--- DATA SHOWN ---

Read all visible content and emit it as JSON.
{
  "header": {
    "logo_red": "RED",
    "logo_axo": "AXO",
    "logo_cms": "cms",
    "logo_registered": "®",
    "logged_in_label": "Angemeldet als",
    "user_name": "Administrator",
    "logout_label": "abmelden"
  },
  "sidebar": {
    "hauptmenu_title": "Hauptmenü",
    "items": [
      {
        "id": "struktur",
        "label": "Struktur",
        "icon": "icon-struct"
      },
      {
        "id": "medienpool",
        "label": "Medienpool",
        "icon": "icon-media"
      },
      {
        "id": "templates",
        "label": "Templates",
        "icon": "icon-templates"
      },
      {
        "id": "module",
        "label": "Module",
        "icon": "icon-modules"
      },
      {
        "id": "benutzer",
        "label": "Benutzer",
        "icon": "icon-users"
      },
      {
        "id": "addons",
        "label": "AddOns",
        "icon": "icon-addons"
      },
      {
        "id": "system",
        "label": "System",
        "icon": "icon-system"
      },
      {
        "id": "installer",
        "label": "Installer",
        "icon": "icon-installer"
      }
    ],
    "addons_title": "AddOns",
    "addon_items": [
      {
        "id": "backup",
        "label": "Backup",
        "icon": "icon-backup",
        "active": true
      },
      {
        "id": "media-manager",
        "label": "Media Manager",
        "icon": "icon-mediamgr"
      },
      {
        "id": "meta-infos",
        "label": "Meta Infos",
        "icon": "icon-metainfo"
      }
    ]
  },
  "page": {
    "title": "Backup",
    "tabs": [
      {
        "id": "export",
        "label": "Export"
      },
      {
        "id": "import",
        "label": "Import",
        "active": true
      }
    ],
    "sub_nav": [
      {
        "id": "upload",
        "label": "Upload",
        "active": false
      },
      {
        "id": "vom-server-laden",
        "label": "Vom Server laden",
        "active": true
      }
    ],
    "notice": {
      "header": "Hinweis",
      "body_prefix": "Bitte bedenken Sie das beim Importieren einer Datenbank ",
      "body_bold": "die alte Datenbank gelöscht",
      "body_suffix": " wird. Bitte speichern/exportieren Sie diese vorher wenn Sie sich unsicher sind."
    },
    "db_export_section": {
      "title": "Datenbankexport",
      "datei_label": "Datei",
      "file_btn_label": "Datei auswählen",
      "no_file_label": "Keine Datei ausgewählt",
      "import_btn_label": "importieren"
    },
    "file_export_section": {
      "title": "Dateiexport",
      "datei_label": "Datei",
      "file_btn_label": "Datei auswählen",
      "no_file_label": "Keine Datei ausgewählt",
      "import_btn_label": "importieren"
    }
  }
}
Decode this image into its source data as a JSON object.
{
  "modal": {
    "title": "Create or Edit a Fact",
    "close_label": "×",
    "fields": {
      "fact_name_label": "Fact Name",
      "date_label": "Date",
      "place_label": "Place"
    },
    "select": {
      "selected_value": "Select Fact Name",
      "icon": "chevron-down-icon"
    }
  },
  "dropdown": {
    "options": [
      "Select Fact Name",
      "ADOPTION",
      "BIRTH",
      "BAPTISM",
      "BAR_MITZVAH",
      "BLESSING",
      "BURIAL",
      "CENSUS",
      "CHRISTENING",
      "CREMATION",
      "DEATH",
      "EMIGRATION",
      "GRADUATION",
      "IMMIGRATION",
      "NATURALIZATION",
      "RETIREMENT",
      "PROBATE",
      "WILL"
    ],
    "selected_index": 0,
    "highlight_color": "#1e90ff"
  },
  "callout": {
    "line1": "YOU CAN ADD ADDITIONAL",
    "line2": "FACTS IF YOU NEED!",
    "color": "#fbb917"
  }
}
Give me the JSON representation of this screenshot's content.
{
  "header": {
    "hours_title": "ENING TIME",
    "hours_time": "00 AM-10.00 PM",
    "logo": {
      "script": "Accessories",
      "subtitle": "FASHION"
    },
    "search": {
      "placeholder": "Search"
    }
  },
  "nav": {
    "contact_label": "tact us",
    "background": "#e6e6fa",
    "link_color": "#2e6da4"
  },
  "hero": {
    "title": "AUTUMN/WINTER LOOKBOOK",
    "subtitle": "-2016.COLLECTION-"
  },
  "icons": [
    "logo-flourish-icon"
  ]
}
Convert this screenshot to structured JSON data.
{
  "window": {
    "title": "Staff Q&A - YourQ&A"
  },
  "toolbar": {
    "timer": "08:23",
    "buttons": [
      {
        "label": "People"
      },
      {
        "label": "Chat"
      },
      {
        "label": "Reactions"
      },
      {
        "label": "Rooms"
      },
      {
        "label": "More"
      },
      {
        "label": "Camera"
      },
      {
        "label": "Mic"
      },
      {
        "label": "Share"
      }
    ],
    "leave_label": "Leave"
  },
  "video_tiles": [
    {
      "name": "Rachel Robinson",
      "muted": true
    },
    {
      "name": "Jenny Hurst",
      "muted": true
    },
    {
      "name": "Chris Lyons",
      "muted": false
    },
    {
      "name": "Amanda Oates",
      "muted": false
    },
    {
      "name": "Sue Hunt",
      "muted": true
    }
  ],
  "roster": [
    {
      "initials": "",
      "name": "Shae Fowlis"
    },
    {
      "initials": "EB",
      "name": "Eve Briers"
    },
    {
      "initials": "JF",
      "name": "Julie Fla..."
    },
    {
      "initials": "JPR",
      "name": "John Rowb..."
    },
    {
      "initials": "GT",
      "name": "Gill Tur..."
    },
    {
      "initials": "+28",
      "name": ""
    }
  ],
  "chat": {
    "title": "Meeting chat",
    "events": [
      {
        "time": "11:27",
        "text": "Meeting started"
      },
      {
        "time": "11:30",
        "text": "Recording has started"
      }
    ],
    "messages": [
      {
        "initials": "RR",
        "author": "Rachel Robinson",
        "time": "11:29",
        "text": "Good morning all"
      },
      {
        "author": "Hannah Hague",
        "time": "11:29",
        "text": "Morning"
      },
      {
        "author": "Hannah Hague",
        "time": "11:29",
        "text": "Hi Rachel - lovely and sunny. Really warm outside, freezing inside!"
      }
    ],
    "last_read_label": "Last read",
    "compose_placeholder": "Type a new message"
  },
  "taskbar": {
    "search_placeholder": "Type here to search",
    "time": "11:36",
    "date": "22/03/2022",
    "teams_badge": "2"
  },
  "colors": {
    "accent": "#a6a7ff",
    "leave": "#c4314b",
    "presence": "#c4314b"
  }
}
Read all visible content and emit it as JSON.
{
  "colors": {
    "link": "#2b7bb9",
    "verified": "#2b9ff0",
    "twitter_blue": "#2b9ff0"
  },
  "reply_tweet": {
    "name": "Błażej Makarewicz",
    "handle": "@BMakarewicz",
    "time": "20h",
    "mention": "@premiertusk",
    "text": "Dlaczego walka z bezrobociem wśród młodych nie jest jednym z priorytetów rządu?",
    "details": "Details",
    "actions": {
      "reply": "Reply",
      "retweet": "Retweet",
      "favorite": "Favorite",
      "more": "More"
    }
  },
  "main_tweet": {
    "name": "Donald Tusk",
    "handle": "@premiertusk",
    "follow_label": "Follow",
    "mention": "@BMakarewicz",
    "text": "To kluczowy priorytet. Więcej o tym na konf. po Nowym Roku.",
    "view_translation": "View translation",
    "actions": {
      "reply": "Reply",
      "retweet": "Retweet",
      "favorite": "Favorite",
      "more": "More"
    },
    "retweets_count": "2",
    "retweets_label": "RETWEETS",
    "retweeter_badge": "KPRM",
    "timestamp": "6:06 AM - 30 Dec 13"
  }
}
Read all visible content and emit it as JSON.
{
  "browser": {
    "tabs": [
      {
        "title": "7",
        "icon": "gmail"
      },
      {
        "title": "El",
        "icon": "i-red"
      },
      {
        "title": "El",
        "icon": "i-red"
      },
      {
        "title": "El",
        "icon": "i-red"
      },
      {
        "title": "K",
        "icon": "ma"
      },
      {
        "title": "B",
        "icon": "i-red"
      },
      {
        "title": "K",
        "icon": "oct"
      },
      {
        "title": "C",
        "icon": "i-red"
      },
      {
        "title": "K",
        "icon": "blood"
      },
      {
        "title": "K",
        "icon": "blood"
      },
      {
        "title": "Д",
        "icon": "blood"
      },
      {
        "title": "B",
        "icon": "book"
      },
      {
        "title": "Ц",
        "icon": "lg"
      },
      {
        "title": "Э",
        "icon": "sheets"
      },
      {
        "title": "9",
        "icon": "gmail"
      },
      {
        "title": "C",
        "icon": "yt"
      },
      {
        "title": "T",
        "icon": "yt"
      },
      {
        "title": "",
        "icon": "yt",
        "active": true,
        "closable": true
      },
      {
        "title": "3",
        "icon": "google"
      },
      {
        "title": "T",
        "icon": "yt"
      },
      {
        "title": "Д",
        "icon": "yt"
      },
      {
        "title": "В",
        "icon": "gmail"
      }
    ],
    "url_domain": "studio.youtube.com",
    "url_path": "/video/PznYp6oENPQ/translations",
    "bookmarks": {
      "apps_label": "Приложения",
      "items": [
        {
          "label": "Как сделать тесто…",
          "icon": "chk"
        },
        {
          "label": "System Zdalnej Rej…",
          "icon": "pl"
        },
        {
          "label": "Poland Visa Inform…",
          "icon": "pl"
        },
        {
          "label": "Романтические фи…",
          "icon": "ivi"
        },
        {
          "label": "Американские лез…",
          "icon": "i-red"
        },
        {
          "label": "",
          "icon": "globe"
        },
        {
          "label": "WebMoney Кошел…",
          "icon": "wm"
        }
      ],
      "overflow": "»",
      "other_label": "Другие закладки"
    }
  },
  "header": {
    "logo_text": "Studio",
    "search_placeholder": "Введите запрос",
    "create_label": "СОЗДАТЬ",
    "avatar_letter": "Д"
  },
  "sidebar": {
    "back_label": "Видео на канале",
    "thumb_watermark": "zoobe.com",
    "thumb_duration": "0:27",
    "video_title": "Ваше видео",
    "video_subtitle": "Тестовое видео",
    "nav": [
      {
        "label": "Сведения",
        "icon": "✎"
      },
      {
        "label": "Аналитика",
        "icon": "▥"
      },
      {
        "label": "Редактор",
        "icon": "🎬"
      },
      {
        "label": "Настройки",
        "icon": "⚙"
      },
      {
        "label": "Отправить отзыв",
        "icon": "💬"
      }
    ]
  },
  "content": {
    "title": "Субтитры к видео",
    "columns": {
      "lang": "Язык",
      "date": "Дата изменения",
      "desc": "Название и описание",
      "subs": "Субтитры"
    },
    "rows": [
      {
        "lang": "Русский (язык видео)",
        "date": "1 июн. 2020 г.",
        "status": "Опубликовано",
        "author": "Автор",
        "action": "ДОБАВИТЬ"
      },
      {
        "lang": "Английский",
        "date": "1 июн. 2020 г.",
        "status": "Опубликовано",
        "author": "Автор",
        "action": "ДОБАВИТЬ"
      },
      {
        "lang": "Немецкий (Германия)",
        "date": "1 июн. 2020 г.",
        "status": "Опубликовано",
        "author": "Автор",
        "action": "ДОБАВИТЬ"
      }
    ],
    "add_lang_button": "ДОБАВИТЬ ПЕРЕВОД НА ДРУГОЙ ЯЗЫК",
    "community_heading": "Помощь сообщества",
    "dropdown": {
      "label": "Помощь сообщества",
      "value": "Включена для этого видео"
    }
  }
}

---

--- PROBLEM DETAILS ---
Your answer should be a single number: how many lines in the data above include "started"?

--- EXERCISE RESULT ---
2